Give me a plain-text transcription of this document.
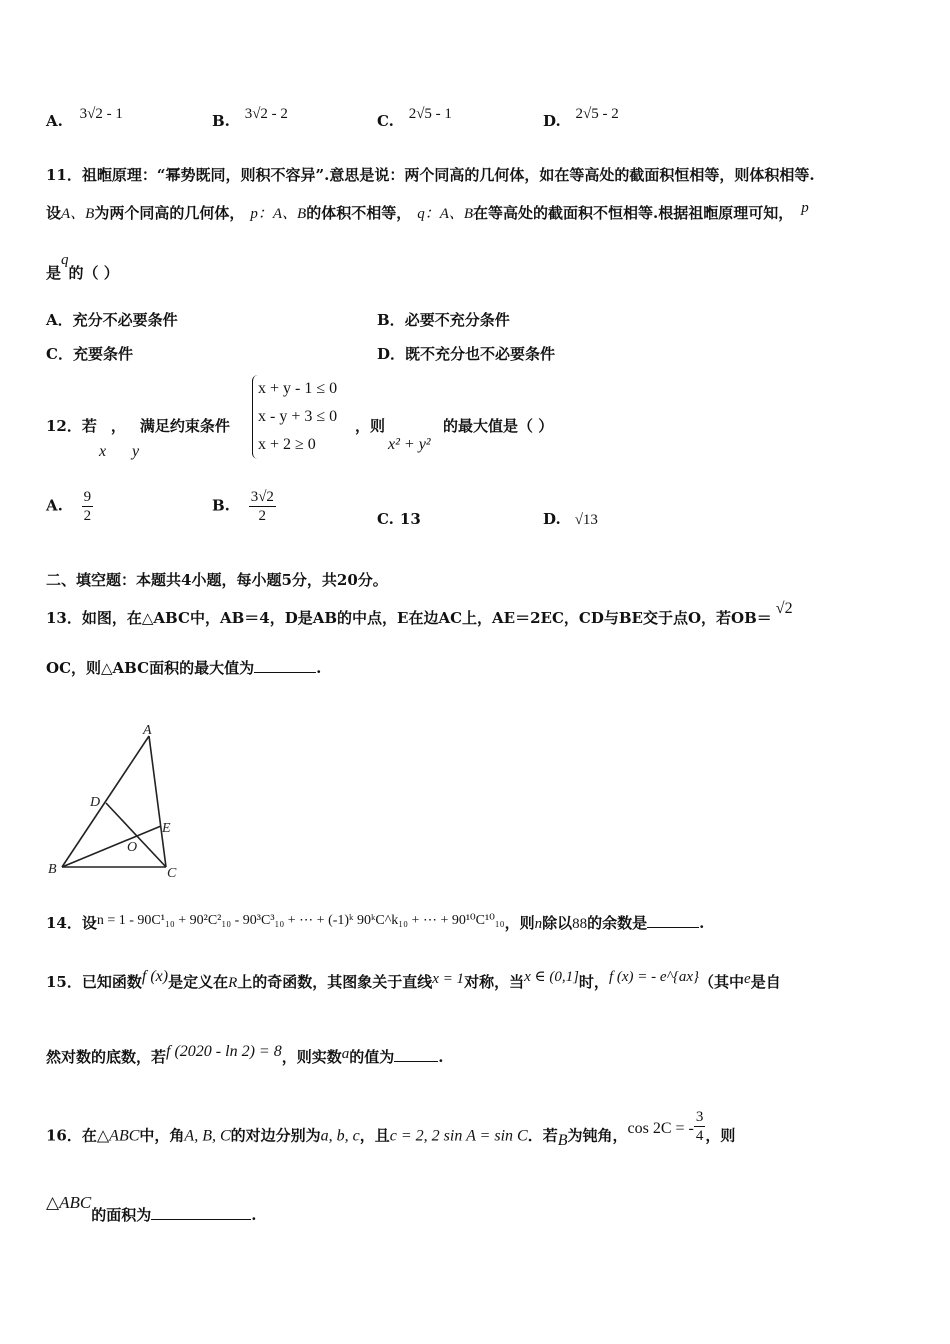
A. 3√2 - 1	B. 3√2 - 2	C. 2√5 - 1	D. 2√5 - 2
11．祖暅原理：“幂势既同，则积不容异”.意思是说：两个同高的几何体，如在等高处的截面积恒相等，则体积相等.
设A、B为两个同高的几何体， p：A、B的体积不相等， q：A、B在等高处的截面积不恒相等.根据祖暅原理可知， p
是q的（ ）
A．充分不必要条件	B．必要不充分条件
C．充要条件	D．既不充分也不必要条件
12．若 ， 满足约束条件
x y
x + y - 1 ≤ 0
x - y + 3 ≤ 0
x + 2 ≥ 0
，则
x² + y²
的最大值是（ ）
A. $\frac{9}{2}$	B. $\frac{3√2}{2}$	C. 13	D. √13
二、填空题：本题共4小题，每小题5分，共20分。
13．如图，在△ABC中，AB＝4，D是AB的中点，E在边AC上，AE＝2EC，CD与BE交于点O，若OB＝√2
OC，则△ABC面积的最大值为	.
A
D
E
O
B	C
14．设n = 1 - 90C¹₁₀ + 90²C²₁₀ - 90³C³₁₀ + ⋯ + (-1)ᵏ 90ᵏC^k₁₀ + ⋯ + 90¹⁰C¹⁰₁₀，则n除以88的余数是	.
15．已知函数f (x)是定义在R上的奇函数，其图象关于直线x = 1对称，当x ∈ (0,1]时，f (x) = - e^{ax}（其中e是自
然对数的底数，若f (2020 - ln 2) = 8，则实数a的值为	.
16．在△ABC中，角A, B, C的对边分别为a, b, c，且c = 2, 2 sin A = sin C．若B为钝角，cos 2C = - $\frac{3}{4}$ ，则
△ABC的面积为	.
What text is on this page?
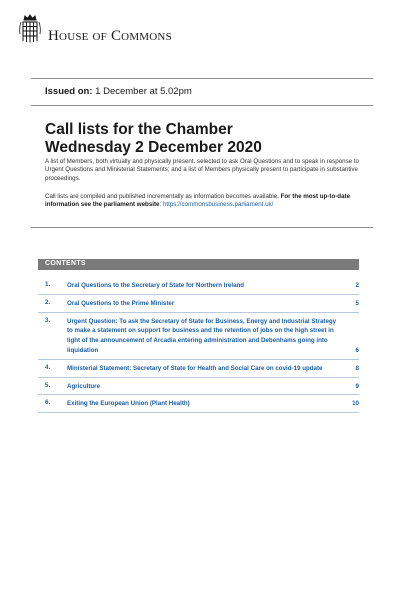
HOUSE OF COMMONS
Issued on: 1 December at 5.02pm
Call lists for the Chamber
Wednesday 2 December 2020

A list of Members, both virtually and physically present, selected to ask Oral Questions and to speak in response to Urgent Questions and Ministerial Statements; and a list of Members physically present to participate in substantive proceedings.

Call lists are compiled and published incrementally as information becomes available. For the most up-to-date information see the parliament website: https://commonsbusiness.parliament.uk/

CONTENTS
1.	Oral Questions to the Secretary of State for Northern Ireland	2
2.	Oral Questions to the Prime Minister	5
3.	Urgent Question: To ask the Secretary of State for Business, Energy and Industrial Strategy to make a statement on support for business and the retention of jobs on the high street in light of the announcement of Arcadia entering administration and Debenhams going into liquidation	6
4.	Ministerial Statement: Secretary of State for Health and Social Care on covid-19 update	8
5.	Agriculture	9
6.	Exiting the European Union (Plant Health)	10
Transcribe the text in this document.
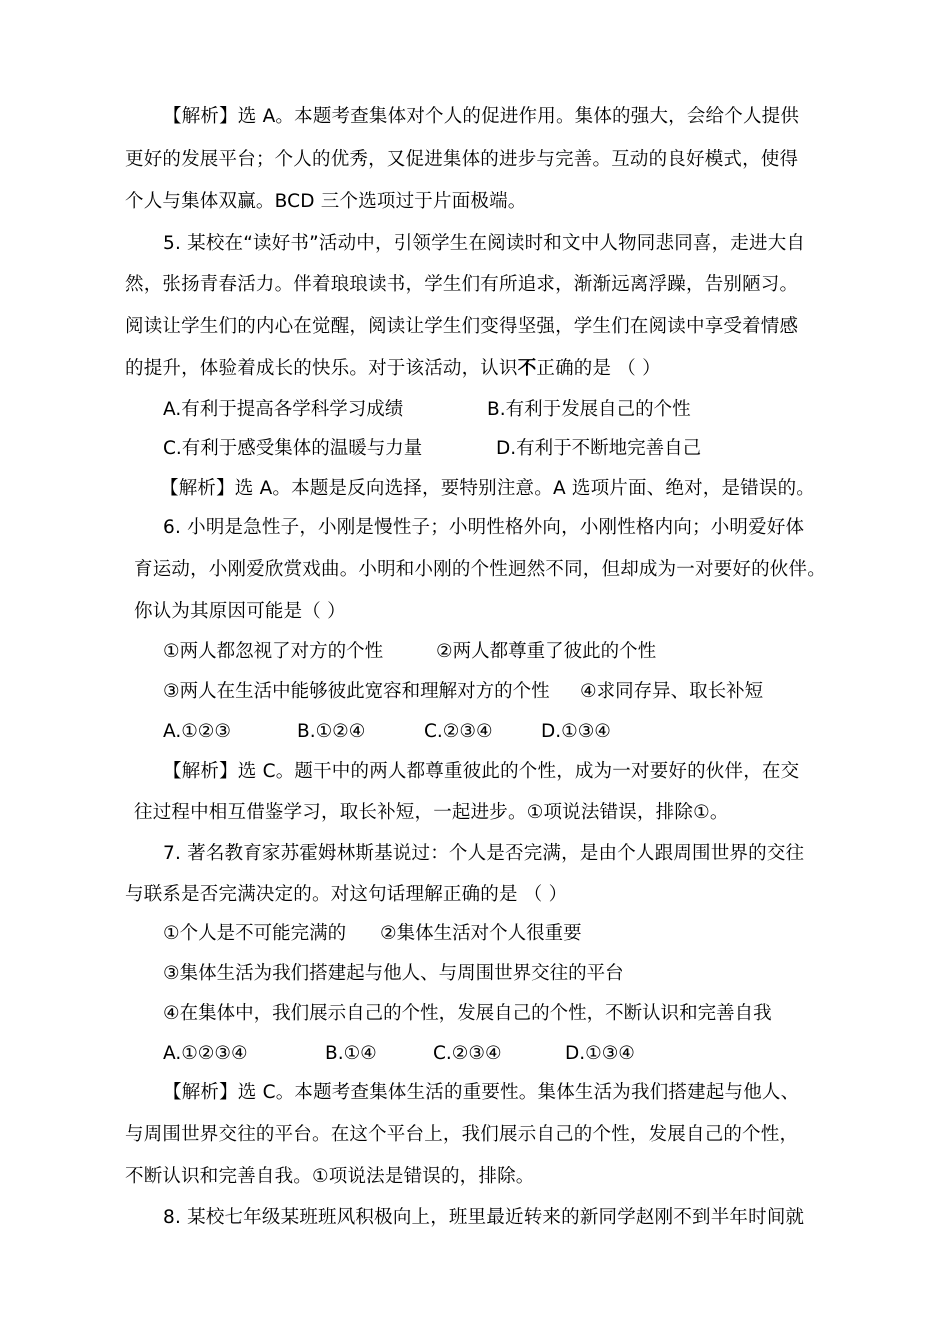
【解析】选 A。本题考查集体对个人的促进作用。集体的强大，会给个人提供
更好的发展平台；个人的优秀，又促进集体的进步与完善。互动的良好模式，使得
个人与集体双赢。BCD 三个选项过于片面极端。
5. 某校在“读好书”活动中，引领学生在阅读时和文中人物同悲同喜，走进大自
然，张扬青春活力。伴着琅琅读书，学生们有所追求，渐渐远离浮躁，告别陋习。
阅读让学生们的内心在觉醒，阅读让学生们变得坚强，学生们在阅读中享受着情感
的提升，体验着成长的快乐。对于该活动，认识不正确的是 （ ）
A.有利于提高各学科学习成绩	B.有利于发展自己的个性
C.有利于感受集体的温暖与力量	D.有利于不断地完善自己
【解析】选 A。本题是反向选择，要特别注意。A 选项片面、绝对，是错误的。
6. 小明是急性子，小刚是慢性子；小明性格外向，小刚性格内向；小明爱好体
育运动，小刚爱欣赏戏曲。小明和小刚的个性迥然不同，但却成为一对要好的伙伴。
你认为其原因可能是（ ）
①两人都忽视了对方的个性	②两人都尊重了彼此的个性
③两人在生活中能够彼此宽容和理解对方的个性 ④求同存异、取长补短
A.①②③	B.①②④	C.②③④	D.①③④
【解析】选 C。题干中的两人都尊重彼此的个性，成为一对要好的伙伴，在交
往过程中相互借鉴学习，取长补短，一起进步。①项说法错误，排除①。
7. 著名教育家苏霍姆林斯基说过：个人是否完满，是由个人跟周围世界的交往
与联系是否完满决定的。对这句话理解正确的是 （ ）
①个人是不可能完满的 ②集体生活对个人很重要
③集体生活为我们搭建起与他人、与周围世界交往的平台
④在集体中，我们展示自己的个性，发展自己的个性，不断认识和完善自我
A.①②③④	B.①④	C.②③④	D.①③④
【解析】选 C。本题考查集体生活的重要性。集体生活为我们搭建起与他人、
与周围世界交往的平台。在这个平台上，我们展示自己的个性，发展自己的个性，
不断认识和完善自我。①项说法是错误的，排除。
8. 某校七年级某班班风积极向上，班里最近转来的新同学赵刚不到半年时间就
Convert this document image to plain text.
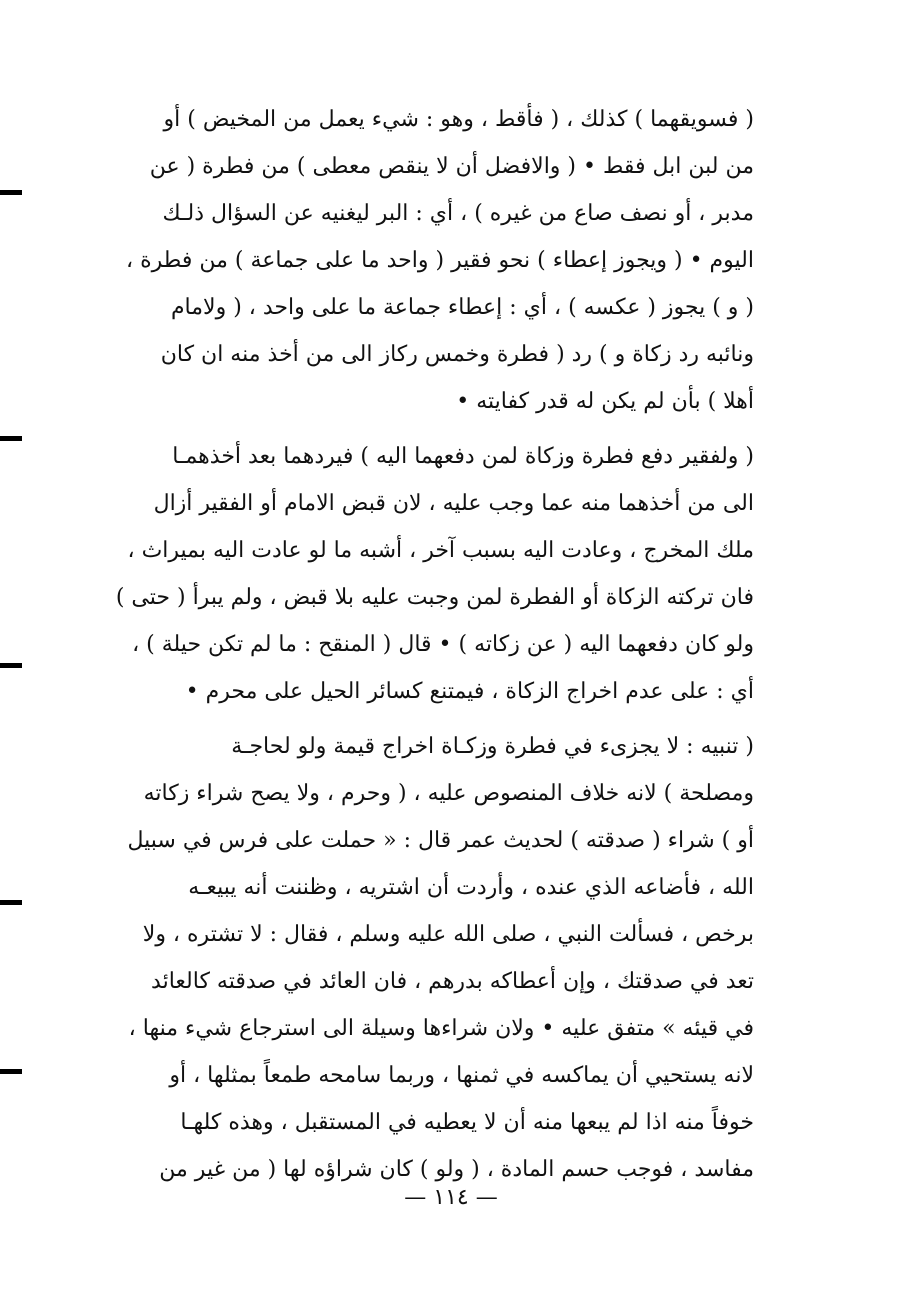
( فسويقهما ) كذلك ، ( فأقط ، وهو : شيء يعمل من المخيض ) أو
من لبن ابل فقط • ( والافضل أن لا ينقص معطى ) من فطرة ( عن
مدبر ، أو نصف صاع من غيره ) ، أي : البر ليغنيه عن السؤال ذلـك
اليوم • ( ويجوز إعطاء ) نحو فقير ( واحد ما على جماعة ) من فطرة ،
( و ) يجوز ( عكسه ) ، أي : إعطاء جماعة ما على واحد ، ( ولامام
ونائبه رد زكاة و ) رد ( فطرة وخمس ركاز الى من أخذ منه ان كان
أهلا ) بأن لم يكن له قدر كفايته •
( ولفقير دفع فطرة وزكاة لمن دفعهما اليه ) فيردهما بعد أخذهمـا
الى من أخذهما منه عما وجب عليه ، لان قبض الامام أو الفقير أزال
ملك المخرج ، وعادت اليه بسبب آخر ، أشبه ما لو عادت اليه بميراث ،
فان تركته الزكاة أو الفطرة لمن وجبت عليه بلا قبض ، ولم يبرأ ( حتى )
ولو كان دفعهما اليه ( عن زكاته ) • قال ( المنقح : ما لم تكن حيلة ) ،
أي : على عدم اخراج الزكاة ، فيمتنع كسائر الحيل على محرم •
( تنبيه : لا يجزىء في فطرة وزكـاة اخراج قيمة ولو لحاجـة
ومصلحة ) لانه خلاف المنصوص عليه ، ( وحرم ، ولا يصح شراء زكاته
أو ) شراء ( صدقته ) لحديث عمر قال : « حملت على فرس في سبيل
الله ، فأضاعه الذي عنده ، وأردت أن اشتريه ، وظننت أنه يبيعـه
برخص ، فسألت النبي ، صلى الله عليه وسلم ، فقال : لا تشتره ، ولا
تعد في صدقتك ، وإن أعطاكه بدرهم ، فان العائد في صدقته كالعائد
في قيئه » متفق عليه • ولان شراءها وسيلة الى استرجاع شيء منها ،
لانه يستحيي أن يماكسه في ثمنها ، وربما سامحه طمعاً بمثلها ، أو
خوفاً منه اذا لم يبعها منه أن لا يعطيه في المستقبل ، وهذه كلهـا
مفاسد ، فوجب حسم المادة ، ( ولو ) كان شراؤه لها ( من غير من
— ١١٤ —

- TASK PROMPT -
All the records above need to be given again word for word. Skip the pictures.

- ANSWER TO THIS TASK -
Give me a plain-text transcription of this document.
A. 3√2 - 1	B. 3√2 - 2	C. 2√5 - 1	D. 2√5 - 2
11．祖暅原理：“幂势既同，则积不容异”.意思是说：两个同高的几何体，如在等高处的截面积恒相等，则体积相等.
设A、B为两个同高的几何体， p：A、B的体积不相等， q：A、B在等高处的截面积不恒相等.根据祖暅原理可知， p
是q的（ ）
A．充分不必要条件	B．必要不充分条件
C．充要条件	D．既不充分也不必要条件
12．若 ， 满足约束条件
x y
x + y - 1 ≤ 0
x - y + 3 ≤ 0
x + 2 ≥ 0
，则
x² + y²
的最大值是（ ）
A. $\frac{9}{2}$	B. $\frac{3√2}{2}$	C. 13	D. √13
二、填空题：本题共4小题，每小题5分，共20分。
13．如图，在△ABC中，AB＝4，D是AB的中点，E在边AC上，AE＝2EC，CD与BE交于点O，若OB＝√2
OC，则△ABC面积的最大值为	.
A
D
E
O
B	C
14．设n = 1 - 90C¹₁₀ + 90²C²₁₀ - 90³C³₁₀ + ⋯ + (-1)ᵏ 90ᵏC^k₁₀ + ⋯ + 90¹⁰C¹⁰₁₀，则n除以88的余数是	.
15．已知函数f (x)是定义在R上的奇函数，其图象关于直线x = 1对称，当x ∈ (0,1]时，f (x) = - e^{ax}（其中e是自
然对数的底数，若f (2020 - ln 2) = 8，则实数a的值为	.
16．在△ABC中，角A, B, C的对边分别为a, b, c，且c = 2, 2 sin A = sin C．若B为钝角，cos 2C = - $\frac{3}{4}$ ，则
△ABC的面积为	.
What text is on this page?
HOUSE OF COMMONS
Issued on: 1 December at 5.02pm
Call lists for the Chamber
Wednesday 2 December 2020

A list of Members, both virtually and physically present, selected to ask Oral Questions and to speak in response to Urgent Questions and Ministerial Statements; and a list of Members physically present to participate in substantive proceedings.

Call lists are compiled and published incrementally as information becomes available. For the most up-to-date information see the parliament website: https://commonsbusiness.parliament.uk/

CONTENTS
1.	Oral Questions to the Secretary of State for Northern Ireland	2
2.	Oral Questions to the Prime Minister	5
3.	Urgent Question: To ask the Secretary of State for Business, Energy and Industrial Strategy to make a statement on support for business and the retention of jobs on the high street in light of the announcement of Arcadia entering administration and Debenhams going into liquidation	6
4.	Ministerial Statement: Secretary of State for Health and Social Care on covid-19 update	8
5.	Agriculture	9
6.	Exiting the European Union (Plant Health)	10
Transcribe the text in this document.
【解析】选 A。本题考查集体对个人的促进作用。集体的强大，会给个人提供
更好的发展平台；个人的优秀，又促进集体的进步与完善。互动的良好模式，使得
个人与集体双赢。BCD 三个选项过于片面极端。
5. 某校在“读好书”活动中，引领学生在阅读时和文中人物同悲同喜，走进大自
然，张扬青春活力。伴着琅琅读书，学生们有所追求，渐渐远离浮躁，告别陋习。
阅读让学生们的内心在觉醒，阅读让学生们变得坚强，学生们在阅读中享受着情感
的提升，体验着成长的快乐。对于该活动，认识不正确的是 （ ）
A.有利于提高各学科学习成绩	B.有利于发展自己的个性
C.有利于感受集体的温暖与力量	D.有利于不断地完善自己
【解析】选 A。本题是反向选择，要特别注意。A 选项片面、绝对，是错误的。
6. 小明是急性子，小刚是慢性子；小明性格外向，小刚性格内向；小明爱好体
育运动，小刚爱欣赏戏曲。小明和小刚的个性迥然不同，但却成为一对要好的伙伴。
你认为其原因可能是（ ）
①两人都忽视了对方的个性	②两人都尊重了彼此的个性
③两人在生活中能够彼此宽容和理解对方的个性 ④求同存异、取长补短
A.①②③	B.①②④	C.②③④	D.①③④
【解析】选 C。题干中的两人都尊重彼此的个性，成为一对要好的伙伴，在交
往过程中相互借鉴学习，取长补短，一起进步。①项说法错误，排除①。
7. 著名教育家苏霍姆林斯基说过：个人是否完满，是由个人跟周围世界的交往
与联系是否完满决定的。对这句话理解正确的是 （ ）
①个人是不可能完满的 ②集体生活对个人很重要
③集体生活为我们搭建起与他人、与周围世界交往的平台
④在集体中，我们展示自己的个性，发展自己的个性，不断认识和完善自我
A.①②③④	B.①④	C.②③④	D.①③④
【解析】选 C。本题考查集体生活的重要性。集体生活为我们搭建起与他人、
与周围世界交往的平台。在这个平台上，我们展示自己的个性，发展自己的个性，
不断认识和完善自我。①项说法是错误的，排除。
8. 某校七年级某班班风积极向上，班里最近转来的新同学赵刚不到半年时间就
Convert this document image to plain text.
( فسويقهما ) كذلك ، ( فأقط ، وهو : شيء يعمل من المخيض ) أو
من لبن ابل فقط • ( والافضل أن لا ينقص معطى ) من فطرة ( عن
مدبر ، أو نصف صاع من غيره ) ، أي : البر ليغنيه عن السؤال ذلـك
اليوم • ( ويجوز إعطاء ) نحو فقير ( واحد ما على جماعة ) من فطرة ،
( و ) يجوز ( عكسه ) ، أي : إعطاء جماعة ما على واحد ، ( ولامام
ونائبه رد زكاة و ) رد ( فطرة وخمس ركاز الى من أخذ منه ان كان
أهلا ) بأن لم يكن له قدر كفايته •
( ولفقير دفع فطرة وزكاة لمن دفعهما اليه ) فيردهما بعد أخذهمـا
الى من أخذهما منه عما وجب عليه ، لان قبض الامام أو الفقير أزال
ملك المخرج ، وعادت اليه بسبب آخر ، أشبه ما لو عادت اليه بميراث ،
فان تركته الزكاة أو الفطرة لمن وجبت عليه بلا قبض ، ولم يبرأ ( حتى )
ولو كان دفعهما اليه ( عن زكاته ) • قال ( المنقح : ما لم تكن حيلة ) ،
أي : على عدم اخراج الزكاة ، فيمتنع كسائر الحيل على محرم •
( تنبيه : لا يجزىء في فطرة وزكـاة اخراج قيمة ولو لحاجـة
ومصلحة ) لانه خلاف المنصوص عليه ، ( وحرم ، ولا يصح شراء زكاته
أو ) شراء ( صدقته ) لحديث عمر قال : « حملت على فرس في سبيل
الله ، فأضاعه الذي عنده ، وأردت أن اشتريه ، وظننت أنه يبيعـه
برخص ، فسألت النبي ، صلى الله عليه وسلم ، فقال : لا تشتره ، ولا
تعد في صدقتك ، وإن أعطاكه بدرهم ، فان العائد في صدقته كالعائد
في قيئه » متفق عليه • ولان شراءها وسيلة الى استرجاع شيء منها ،
لانه يستحيي أن يماكسه في ثمنها ، وربما سامحه طمعاً بمثلها ، أو
خوفاً منه اذا لم يبعها منه أن لا يعطيه في المستقبل ، وهذه كلهـا
مفاسد ، فوجب حسم المادة ، ( ولو ) كان شراؤه لها ( من غير من
— ١١٤ —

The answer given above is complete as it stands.